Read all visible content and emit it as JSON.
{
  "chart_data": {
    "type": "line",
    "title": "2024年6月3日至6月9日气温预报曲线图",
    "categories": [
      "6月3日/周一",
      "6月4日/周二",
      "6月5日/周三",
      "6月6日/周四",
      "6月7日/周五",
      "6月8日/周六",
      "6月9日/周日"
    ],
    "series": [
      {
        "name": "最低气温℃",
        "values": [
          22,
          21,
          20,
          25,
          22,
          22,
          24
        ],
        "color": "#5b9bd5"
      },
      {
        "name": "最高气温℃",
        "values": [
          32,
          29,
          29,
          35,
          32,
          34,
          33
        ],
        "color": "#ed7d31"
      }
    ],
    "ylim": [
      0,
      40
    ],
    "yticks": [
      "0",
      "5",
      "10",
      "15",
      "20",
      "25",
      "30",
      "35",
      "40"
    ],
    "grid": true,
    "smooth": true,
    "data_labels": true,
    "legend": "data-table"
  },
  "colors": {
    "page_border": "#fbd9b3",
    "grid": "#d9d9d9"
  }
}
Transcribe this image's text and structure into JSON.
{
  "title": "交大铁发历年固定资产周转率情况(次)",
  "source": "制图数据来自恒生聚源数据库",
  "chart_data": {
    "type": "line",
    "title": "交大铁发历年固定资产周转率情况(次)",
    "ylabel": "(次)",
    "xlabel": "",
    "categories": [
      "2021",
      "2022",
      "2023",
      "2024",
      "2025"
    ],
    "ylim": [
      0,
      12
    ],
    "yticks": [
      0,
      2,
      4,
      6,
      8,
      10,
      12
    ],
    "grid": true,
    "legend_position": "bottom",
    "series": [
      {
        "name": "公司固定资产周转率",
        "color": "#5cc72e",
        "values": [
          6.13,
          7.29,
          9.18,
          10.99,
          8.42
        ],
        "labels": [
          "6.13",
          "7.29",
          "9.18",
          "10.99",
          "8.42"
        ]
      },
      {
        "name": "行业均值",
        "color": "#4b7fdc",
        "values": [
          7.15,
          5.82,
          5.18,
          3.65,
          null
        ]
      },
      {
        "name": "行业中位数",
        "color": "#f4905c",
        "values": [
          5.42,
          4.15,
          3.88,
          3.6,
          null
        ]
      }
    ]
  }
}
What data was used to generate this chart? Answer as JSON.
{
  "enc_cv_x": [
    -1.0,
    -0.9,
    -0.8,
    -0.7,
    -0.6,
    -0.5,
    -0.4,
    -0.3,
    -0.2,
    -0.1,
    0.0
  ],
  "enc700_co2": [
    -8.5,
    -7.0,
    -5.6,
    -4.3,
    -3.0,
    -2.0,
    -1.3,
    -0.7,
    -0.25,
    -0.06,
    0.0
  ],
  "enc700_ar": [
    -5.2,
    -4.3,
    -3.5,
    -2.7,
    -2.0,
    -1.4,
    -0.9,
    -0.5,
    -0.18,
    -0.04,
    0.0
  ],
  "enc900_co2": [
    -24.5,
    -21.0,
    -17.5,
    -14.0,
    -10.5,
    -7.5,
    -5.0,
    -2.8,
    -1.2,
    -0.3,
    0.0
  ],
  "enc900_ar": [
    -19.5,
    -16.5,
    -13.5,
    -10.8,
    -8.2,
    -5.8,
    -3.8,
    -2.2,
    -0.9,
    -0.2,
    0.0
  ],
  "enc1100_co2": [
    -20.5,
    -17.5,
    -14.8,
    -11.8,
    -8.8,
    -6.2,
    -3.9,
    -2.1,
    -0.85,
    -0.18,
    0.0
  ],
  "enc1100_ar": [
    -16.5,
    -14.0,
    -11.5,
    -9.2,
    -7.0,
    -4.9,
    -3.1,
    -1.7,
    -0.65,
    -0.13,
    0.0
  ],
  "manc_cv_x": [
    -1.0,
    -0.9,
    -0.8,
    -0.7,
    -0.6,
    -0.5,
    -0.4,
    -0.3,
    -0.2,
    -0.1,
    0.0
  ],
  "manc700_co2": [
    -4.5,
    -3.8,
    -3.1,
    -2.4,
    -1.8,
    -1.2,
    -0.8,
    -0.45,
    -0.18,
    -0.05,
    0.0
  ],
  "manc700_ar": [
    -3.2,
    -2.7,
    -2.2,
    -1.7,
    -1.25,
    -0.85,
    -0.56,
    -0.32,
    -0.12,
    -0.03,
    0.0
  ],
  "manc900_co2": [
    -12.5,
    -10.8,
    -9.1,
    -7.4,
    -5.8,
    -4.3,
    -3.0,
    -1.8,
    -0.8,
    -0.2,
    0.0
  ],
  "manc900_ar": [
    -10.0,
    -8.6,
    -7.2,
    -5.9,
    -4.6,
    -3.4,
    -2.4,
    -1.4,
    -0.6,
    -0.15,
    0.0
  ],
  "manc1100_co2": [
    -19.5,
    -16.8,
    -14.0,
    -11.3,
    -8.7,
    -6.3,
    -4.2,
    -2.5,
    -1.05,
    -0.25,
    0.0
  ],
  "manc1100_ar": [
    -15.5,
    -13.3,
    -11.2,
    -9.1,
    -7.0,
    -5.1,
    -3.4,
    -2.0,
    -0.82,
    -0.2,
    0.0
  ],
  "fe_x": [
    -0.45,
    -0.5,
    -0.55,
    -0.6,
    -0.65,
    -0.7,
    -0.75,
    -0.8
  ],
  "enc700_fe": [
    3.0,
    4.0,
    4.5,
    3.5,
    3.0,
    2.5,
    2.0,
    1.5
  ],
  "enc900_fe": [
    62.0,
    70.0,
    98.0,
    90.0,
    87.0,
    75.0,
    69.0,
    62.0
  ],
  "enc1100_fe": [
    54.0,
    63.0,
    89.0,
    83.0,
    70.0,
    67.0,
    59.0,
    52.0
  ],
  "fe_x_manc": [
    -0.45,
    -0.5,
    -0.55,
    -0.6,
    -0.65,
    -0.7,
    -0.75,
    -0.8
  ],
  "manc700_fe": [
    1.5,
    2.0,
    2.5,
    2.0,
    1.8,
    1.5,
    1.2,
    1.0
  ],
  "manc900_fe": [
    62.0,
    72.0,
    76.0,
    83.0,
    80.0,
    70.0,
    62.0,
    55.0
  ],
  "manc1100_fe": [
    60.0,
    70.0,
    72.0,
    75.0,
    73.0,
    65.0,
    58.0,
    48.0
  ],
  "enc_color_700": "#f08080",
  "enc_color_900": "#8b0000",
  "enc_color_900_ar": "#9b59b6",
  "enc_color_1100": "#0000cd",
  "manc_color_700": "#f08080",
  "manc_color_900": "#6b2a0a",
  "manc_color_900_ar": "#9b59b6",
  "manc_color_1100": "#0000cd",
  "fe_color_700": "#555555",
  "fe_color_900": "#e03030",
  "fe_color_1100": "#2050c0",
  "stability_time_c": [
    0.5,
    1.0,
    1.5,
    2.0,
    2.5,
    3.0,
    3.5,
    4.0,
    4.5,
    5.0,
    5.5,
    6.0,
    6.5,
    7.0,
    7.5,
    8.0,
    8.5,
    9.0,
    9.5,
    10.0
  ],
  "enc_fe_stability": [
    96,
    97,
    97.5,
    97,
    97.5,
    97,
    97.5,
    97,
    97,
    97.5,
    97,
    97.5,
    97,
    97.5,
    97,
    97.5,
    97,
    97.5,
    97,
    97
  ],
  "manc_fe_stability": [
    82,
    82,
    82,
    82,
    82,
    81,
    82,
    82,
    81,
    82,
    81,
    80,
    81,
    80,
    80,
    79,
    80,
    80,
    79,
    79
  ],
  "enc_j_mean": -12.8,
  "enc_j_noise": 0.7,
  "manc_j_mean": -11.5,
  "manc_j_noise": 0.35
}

────

Your task: All of the records must be retyped exactly as they are.

The completed task:
Read all visible content and emit it as JSON.
{
  "chart_data": {
    "type": "line",
    "title": "2024年6月3日至6月9日气温预报曲线图",
    "categories": [
      "6月3日/周一",
      "6月4日/周二",
      "6月5日/周三",
      "6月6日/周四",
      "6月7日/周五",
      "6月8日/周六",
      "6月9日/周日"
    ],
    "series": [
      {
        "name": "最低气温℃",
        "values": [
          22,
          21,
          20,
          25,
          22,
          22,
          24
        ],
        "color": "#5b9bd5"
      },
      {
        "name": "最高气温℃",
        "values": [
          32,
          29,
          29,
          35,
          32,
          34,
          33
        ],
        "color": "#ed7d31"
      }
    ],
    "ylim": [
      0,
      40
    ],
    "yticks": [
      "0",
      "5",
      "10",
      "15",
      "20",
      "25",
      "30",
      "35",
      "40"
    ],
    "grid": true,
    "smooth": true,
    "data_labels": true,
    "legend": "data-table"
  },
  "colors": {
    "page_border": "#fbd9b3",
    "grid": "#d9d9d9"
  }
}
Transcribe this image's text and structure into JSON.
{
  "title": "交大铁发历年固定资产周转率情况(次)",
  "source": "制图数据来自恒生聚源数据库",
  "chart_data": {
    "type": "line",
    "title": "交大铁发历年固定资产周转率情况(次)",
    "ylabel": "(次)",
    "xlabel": "",
    "categories": [
      "2021",
      "2022",
      "2023",
      "2024",
      "2025"
    ],
    "ylim": [
      0,
      12
    ],
    "yticks": [
      0,
      2,
      4,
      6,
      8,
      10,
      12
    ],
    "grid": true,
    "legend_position": "bottom",
    "series": [
      {
        "name": "公司固定资产周转率",
        "color": "#5cc72e",
        "values": [
          6.13,
          7.29,
          9.18,
          10.99,
          8.42
        ],
        "labels": [
          "6.13",
          "7.29",
          "9.18",
          "10.99",
          "8.42"
        ]
      },
      {
        "name": "行业均值",
        "color": "#4b7fdc",
        "values": [
          7.15,
          5.82,
          5.18,
          3.65,
          null
        ]
      },
      {
        "name": "行业中位数",
        "color": "#f4905c",
        "values": [
          5.42,
          4.15,
          3.88,
          3.6,
          null
        ]
      }
    ]
  }
}
What data was used to generate this chart? Answer as JSON.
{
  "enc_cv_x": [
    -1.0,
    -0.9,
    -0.8,
    -0.7,
    -0.6,
    -0.5,
    -0.4,
    -0.3,
    -0.2,
    -0.1,
    0.0
  ],
  "enc700_co2": [
    -8.5,
    -7.0,
    -5.6,
    -4.3,
    -3.0,
    -2.0,
    -1.3,
    -0.7,
    -0.25,
    -0.06,
    0.0
  ],
  "enc700_ar": [
    -5.2,
    -4.3,
    -3.5,
    -2.7,
    -2.0,
    -1.4,
    -0.9,
    -0.5,
    -0.18,
    -0.04,
    0.0
  ],
  "enc900_co2": [
    -24.5,
    -21.0,
    -17.5,
    -14.0,
    -10.5,
    -7.5,
    -5.0,
    -2.8,
    -1.2,
    -0.3,
    0.0
  ],
  "enc900_ar": [
    -19.5,
    -16.5,
    -13.5,
    -10.8,
    -8.2,
    -5.8,
    -3.8,
    -2.2,
    -0.9,
    -0.2,
    0.0
  ],
  "enc1100_co2": [
    -20.5,
    -17.5,
    -14.8,
    -11.8,
    -8.8,
    -6.2,
    -3.9,
    -2.1,
    -0.85,
    -0.18,
    0.0
  ],
  "enc1100_ar": [
    -16.5,
    -14.0,
    -11.5,
    -9.2,
    -7.0,
    -4.9,
    -3.1,
    -1.7,
    -0.65,
    -0.13,
    0.0
  ],
  "manc_cv_x": [
    -1.0,
    -0.9,
    -0.8,
    -0.7,
    -0.6,
    -0.5,
    -0.4,
    -0.3,
    -0.2,
    -0.1,
    0.0
  ],
  "manc700_co2": [
    -4.5,
    -3.8,
    -3.1,
    -2.4,
    -1.8,
    -1.2,
    -0.8,
    -0.45,
    -0.18,
    -0.05,
    0.0
  ],
  "manc700_ar": [
    -3.2,
    -2.7,
    -2.2,
    -1.7,
    -1.25,
    -0.85,
    -0.56,
    -0.32,
    -0.12,
    -0.03,
    0.0
  ],
  "manc900_co2": [
    -12.5,
    -10.8,
    -9.1,
    -7.4,
    -5.8,
    -4.3,
    -3.0,
    -1.8,
    -0.8,
    -0.2,
    0.0
  ],
  "manc900_ar": [
    -10.0,
    -8.6,
    -7.2,
    -5.9,
    -4.6,
    -3.4,
    -2.4,
    -1.4,
    -0.6,
    -0.15,
    0.0
  ],
  "manc1100_co2": [
    -19.5,
    -16.8,
    -14.0,
    -11.3,
    -8.7,
    -6.3,
    -4.2,
    -2.5,
    -1.05,
    -0.25,
    0.0
  ],
  "manc1100_ar": [
    -15.5,
    -13.3,
    -11.2,
    -9.1,
    -7.0,
    -5.1,
    -3.4,
    -2.0,
    -0.82,
    -0.2,
    0.0
  ],
  "fe_x": [
    -0.45,
    -0.5,
    -0.55,
    -0.6,
    -0.65,
    -0.7,
    -0.75,
    -0.8
  ],
  "enc700_fe": [
    3.0,
    4.0,
    4.5,
    3.5,
    3.0,
    2.5,
    2.0,
    1.5
  ],
  "enc900_fe": [
    62.0,
    70.0,
    98.0,
    90.0,
    87.0,
    75.0,
    69.0,
    62.0
  ],
  "enc1100_fe": [
    54.0,
    63.0,
    89.0,
    83.0,
    70.0,
    67.0,
    59.0,
    52.0
  ],
  "fe_x_manc": [
    -0.45,
    -0.5,
    -0.55,
    -0.6,
    -0.65,
    -0.7,
    -0.75,
    -0.8
  ],
  "manc700_fe": [
    1.5,
    2.0,
    2.5,
    2.0,
    1.8,
    1.5,
    1.2,
    1.0
  ],
  "manc900_fe": [
    62.0,
    72.0,
    76.0,
    83.0,
    80.0,
    70.0,
    62.0,
    55.0
  ],
  "manc1100_fe": [
    60.0,
    70.0,
    72.0,
    75.0,
    73.0,
    65.0,
    58.0,
    48.0
  ],
  "enc_color_700": "#f08080",
  "enc_color_900": "#8b0000",
  "enc_color_900_ar": "#9b59b6",
  "enc_color_1100": "#0000cd",
  "manc_color_700": "#f08080",
  "manc_color_900": "#6b2a0a",
  "manc_color_900_ar": "#9b59b6",
  "manc_color_1100": "#0000cd",
  "fe_color_700": "#555555",
  "fe_color_900": "#e03030",
  "fe_color_1100": "#2050c0",
  "stability_time_c": [
    0.5,
    1.0,
    1.5,
    2.0,
    2.5,
    3.0,
    3.5,
    4.0,
    4.5,
    5.0,
    5.5,
    6.0,
    6.5,
    7.0,
    7.5,
    8.0,
    8.5,
    9.0,
    9.5,
    10.0
  ],
  "enc_fe_stability": [
    96,
    97,
    97.5,
    97,
    97.5,
    97,
    97.5,
    97,
    97,
    97.5,
    97,
    97.5,
    97,
    97.5,
    97,
    97.5,
    97,
    97.5,
    97,
    97
  ],
  "manc_fe_stability": [
    82,
    82,
    82,
    82,
    82,
    81,
    82,
    82,
    81,
    82,
    81,
    80,
    81,
    80,
    80,
    79,
    80,
    80,
    79,
    79
  ],
  "enc_j_mean": -12.8,
  "enc_j_noise": 0.7,
  "manc_j_mean": -11.5,
  "manc_j_noise": 0.35
}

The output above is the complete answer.